__Listed records__.
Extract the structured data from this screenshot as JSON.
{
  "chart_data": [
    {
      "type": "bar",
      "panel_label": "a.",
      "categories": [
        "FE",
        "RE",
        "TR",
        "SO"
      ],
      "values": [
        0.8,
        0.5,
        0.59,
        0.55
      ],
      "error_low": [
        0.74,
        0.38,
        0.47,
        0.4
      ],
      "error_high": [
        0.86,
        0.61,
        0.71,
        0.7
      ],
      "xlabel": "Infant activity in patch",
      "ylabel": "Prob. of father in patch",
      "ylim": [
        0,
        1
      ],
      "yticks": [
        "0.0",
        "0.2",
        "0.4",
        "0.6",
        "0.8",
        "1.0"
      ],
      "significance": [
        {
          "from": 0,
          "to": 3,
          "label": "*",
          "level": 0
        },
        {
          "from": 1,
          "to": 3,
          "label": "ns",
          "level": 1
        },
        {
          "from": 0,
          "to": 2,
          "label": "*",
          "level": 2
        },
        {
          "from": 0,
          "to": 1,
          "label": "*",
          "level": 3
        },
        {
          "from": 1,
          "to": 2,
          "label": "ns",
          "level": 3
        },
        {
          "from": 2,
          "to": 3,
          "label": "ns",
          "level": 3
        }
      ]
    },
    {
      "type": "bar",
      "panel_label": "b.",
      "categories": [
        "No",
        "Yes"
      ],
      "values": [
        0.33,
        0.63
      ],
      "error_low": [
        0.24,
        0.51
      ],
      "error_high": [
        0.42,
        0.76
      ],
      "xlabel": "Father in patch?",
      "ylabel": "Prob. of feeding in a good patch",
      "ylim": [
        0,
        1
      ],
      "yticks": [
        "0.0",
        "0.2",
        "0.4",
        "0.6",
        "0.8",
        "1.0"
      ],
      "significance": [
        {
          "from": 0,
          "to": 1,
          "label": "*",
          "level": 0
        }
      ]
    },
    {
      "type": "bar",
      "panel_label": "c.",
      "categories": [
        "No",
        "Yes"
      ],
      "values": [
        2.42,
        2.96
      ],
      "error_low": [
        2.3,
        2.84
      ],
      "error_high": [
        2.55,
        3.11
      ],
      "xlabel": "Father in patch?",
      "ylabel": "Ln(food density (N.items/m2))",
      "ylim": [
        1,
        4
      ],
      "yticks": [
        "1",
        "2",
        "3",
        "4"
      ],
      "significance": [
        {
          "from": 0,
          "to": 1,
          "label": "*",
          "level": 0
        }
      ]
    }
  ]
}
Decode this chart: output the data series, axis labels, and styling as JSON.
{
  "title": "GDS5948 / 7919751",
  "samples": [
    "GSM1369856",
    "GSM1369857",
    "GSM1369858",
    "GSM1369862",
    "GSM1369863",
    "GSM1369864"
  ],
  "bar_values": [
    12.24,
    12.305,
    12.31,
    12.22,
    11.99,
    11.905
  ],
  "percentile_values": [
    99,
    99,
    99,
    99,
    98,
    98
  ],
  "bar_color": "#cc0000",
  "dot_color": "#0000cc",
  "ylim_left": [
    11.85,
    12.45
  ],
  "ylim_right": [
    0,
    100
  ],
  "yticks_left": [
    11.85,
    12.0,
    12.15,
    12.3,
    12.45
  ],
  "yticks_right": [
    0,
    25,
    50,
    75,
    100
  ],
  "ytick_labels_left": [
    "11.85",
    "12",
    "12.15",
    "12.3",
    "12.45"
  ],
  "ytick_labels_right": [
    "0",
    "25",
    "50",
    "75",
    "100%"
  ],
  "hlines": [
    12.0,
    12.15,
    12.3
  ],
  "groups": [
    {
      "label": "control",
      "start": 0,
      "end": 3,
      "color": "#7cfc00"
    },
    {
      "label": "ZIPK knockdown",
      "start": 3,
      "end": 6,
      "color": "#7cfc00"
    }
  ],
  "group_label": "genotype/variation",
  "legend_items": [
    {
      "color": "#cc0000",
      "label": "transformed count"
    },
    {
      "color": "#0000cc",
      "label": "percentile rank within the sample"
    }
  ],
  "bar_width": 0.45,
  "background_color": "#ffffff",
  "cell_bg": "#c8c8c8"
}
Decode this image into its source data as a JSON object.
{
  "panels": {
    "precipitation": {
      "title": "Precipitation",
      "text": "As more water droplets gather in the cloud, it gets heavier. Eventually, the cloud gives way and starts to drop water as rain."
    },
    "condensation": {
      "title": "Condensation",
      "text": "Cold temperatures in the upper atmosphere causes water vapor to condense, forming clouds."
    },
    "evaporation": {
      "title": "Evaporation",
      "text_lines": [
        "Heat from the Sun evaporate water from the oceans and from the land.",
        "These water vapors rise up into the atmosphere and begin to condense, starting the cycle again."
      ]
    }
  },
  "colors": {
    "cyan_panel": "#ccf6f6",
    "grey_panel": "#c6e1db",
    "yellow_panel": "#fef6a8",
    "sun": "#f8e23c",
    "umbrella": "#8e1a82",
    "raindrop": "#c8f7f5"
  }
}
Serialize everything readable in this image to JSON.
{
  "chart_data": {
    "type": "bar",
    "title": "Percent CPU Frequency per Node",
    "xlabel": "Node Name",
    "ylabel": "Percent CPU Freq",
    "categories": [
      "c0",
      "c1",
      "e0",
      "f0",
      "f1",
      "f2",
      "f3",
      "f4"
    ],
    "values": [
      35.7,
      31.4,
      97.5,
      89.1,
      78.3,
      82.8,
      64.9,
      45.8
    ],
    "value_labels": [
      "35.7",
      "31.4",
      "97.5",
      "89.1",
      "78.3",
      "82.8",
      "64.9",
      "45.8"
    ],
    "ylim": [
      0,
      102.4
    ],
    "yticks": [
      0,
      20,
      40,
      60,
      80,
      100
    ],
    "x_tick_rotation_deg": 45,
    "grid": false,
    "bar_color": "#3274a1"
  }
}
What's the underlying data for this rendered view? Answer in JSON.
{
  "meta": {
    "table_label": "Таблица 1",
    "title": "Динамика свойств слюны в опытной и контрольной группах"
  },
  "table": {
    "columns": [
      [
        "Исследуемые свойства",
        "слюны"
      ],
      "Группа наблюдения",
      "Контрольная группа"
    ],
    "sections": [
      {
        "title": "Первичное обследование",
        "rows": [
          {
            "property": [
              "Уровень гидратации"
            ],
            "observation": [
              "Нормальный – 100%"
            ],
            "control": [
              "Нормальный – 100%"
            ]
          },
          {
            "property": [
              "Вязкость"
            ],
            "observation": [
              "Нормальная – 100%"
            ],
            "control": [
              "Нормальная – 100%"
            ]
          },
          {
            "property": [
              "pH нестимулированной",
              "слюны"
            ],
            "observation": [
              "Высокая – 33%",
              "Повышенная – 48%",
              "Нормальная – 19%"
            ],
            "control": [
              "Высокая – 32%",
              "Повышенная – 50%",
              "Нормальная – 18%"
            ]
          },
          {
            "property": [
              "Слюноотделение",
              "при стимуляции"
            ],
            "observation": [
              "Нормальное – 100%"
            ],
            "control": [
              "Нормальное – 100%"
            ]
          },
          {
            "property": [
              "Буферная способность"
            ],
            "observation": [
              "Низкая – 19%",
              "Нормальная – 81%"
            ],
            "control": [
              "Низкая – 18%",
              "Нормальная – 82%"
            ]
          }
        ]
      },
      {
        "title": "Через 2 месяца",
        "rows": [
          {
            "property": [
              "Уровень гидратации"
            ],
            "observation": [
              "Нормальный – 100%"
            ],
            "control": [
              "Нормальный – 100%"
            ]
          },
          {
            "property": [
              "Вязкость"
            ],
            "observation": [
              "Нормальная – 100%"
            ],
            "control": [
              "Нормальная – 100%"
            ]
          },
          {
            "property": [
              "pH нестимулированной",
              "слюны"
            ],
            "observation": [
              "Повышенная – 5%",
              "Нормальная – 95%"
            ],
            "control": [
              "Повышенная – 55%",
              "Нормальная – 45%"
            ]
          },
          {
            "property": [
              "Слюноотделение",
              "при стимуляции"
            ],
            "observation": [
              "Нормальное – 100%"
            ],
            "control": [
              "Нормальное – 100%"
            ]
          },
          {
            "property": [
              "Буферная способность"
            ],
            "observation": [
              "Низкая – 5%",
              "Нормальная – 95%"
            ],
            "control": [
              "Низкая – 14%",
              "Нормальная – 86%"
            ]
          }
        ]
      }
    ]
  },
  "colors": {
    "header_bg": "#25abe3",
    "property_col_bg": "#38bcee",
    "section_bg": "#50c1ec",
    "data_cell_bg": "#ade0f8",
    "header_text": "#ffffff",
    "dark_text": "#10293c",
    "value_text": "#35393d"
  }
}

__Short task__.
Locate the word "Низкая" in the entries, and copy every line where it is found.

__Written solution__.
              "Низкая – 19%",
              "Низкая – 18%",
              "Низкая – 5%",
              "Низкая – 14%",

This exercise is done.